> Requirements:
Each line containing the word "Potato" should be found and copied.
====
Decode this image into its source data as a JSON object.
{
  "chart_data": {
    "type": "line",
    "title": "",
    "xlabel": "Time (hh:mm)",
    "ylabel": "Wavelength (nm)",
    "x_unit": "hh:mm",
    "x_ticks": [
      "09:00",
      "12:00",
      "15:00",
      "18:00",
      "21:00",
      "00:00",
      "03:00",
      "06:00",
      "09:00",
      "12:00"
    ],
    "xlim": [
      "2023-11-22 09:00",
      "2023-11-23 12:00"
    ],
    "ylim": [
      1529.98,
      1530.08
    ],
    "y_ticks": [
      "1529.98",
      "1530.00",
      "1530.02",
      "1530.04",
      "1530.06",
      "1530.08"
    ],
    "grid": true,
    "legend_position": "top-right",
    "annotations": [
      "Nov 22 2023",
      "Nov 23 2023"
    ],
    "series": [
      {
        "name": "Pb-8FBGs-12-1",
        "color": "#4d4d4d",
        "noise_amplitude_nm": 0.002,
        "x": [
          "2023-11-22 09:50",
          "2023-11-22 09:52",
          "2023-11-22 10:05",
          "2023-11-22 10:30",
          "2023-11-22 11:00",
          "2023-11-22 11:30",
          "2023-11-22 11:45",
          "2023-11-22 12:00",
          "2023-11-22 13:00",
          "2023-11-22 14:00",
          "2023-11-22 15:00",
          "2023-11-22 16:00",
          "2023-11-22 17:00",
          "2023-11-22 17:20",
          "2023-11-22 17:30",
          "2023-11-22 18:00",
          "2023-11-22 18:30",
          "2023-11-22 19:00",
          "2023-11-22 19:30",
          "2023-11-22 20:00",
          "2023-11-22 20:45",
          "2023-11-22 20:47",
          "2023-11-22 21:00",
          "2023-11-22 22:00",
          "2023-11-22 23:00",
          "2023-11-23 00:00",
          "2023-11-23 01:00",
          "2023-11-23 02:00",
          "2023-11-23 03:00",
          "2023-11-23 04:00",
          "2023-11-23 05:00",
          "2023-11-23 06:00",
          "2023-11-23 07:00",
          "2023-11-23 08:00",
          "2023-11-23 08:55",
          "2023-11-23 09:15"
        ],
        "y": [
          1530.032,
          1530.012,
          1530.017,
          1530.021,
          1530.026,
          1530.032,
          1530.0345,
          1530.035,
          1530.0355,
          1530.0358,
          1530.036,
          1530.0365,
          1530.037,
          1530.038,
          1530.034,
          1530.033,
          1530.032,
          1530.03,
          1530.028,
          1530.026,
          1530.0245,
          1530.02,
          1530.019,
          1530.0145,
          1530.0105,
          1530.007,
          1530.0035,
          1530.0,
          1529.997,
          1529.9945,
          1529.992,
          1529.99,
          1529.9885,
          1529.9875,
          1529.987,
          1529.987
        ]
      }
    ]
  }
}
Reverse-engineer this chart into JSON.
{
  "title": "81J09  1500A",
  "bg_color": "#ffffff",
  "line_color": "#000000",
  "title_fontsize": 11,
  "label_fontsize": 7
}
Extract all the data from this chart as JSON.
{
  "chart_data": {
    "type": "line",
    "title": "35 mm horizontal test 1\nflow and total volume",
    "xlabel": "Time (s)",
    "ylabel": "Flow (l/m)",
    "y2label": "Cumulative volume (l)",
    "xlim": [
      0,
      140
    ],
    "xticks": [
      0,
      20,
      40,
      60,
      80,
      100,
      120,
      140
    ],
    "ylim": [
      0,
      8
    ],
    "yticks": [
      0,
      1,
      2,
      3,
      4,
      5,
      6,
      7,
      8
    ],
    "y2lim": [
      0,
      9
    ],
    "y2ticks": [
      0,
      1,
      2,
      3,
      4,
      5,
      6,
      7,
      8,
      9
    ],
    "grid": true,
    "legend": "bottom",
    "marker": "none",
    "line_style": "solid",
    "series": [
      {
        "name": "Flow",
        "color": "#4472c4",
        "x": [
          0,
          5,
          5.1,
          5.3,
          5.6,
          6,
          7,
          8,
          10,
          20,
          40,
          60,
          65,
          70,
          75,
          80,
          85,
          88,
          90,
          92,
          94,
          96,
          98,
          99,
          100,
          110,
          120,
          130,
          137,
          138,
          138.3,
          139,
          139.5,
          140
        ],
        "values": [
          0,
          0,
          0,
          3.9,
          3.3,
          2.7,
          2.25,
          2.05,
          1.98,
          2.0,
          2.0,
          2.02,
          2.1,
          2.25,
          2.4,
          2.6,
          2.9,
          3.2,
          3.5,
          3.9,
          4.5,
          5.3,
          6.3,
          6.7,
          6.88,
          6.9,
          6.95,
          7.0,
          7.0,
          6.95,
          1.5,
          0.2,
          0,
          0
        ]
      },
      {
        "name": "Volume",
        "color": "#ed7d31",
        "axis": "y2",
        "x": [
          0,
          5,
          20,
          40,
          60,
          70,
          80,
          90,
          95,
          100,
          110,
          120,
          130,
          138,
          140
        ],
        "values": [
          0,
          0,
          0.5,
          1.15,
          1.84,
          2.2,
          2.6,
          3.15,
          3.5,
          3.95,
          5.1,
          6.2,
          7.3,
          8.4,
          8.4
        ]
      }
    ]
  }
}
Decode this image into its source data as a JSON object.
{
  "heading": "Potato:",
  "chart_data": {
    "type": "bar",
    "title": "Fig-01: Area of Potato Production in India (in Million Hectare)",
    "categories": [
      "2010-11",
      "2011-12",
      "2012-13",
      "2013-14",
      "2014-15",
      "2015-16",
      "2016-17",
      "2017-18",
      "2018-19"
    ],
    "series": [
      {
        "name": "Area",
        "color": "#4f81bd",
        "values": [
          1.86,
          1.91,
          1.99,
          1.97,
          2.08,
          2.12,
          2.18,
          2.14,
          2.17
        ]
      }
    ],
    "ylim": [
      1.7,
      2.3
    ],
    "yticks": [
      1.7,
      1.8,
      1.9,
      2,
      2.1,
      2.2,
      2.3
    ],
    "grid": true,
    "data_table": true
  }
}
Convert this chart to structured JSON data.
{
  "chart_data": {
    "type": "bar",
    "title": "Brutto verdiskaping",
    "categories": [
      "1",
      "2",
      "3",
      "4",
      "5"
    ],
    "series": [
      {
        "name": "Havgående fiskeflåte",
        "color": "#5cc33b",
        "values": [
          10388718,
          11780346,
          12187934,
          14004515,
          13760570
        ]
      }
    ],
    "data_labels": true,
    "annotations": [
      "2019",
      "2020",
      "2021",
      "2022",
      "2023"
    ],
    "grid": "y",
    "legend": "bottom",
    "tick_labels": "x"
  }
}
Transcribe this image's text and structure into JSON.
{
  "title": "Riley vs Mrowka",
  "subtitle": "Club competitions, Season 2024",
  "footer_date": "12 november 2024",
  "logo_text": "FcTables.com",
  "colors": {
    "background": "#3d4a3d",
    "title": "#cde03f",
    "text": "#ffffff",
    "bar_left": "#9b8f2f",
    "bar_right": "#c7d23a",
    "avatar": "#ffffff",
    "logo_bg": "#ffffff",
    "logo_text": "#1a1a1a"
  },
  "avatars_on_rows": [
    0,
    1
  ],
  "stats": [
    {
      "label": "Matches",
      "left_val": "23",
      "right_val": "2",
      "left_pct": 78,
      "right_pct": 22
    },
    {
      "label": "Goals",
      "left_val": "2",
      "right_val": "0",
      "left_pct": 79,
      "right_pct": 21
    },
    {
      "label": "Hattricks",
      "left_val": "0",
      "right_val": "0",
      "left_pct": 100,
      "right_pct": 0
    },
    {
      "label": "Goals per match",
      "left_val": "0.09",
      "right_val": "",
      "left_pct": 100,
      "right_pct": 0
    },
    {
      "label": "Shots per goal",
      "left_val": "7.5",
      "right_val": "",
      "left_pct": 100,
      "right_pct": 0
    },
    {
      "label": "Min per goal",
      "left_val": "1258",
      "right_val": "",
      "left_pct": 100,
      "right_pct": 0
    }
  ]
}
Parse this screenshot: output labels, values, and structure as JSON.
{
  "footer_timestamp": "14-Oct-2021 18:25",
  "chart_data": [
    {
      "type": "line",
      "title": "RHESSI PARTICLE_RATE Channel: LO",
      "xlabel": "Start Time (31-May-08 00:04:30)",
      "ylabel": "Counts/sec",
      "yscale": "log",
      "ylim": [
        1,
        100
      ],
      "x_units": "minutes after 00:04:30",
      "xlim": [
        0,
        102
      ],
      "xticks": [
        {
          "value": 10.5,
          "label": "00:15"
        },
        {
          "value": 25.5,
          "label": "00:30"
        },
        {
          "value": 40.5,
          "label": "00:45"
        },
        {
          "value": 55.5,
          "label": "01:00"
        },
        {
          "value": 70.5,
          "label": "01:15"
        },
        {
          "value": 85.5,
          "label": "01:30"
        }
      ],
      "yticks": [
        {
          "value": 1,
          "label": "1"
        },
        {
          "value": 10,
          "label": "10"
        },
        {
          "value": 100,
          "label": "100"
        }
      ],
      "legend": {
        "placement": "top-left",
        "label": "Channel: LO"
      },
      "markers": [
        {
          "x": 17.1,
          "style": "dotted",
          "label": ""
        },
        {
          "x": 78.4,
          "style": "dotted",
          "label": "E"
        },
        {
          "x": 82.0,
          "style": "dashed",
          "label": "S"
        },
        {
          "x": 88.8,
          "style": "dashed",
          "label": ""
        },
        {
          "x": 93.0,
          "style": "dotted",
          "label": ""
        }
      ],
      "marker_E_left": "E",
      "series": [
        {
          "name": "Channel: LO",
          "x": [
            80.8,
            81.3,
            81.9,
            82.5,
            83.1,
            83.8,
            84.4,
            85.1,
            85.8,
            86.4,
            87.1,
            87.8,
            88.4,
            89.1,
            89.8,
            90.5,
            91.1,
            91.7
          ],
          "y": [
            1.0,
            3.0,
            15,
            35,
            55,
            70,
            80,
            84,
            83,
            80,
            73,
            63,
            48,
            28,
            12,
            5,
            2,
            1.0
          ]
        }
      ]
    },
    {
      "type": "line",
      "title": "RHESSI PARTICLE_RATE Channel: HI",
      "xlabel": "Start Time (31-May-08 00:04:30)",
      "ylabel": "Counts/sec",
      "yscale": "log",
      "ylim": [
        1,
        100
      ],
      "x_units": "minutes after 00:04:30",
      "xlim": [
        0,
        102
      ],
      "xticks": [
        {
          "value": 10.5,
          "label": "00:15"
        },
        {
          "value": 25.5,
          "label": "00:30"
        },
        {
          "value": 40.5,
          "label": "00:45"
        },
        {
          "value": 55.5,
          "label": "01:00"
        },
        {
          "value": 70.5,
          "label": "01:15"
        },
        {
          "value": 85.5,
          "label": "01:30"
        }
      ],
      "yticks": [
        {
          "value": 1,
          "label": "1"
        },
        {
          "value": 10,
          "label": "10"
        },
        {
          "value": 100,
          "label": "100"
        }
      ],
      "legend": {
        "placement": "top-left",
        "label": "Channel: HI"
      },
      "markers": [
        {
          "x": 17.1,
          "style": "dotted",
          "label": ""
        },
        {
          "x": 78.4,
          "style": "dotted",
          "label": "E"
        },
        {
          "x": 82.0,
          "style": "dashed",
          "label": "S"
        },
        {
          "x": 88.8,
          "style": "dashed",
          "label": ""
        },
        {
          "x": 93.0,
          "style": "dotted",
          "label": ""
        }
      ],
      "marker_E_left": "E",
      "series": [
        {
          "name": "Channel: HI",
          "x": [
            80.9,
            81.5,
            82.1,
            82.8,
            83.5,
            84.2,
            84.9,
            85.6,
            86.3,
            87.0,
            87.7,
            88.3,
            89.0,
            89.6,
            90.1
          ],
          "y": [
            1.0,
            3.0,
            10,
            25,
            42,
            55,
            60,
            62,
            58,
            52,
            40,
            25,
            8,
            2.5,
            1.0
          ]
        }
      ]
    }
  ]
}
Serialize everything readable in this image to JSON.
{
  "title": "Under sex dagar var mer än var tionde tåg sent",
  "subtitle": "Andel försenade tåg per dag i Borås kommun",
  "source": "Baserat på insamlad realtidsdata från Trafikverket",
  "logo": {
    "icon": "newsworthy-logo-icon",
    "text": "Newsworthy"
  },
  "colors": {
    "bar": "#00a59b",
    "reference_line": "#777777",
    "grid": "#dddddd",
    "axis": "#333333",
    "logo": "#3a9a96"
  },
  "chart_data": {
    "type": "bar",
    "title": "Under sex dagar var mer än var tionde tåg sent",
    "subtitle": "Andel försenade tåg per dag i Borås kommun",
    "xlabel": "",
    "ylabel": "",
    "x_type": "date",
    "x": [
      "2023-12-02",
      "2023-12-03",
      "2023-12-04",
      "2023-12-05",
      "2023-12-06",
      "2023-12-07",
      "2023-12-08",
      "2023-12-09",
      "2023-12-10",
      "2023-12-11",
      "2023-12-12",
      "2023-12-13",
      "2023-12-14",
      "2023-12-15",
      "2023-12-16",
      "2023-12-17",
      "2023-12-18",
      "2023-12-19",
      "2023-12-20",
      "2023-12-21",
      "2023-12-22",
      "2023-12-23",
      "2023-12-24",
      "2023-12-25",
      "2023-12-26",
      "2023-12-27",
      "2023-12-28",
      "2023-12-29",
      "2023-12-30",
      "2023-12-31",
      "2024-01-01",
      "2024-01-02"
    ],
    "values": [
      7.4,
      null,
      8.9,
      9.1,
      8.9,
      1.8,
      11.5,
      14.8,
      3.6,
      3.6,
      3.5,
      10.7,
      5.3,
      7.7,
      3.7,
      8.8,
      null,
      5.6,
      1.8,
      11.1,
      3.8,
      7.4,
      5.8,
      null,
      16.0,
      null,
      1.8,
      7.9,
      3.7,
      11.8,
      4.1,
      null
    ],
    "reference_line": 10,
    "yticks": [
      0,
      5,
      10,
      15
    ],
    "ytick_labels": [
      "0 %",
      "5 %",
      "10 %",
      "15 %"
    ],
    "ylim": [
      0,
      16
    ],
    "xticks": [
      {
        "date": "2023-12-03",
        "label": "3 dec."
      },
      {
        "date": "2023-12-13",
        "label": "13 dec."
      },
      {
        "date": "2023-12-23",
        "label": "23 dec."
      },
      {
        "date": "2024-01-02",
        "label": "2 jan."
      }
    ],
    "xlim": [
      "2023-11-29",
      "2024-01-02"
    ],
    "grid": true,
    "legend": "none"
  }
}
====
> Answer:
  "heading": "Potato:",
    "title": "Fig-01: Area of Potato Production in India (in Million Hectare)",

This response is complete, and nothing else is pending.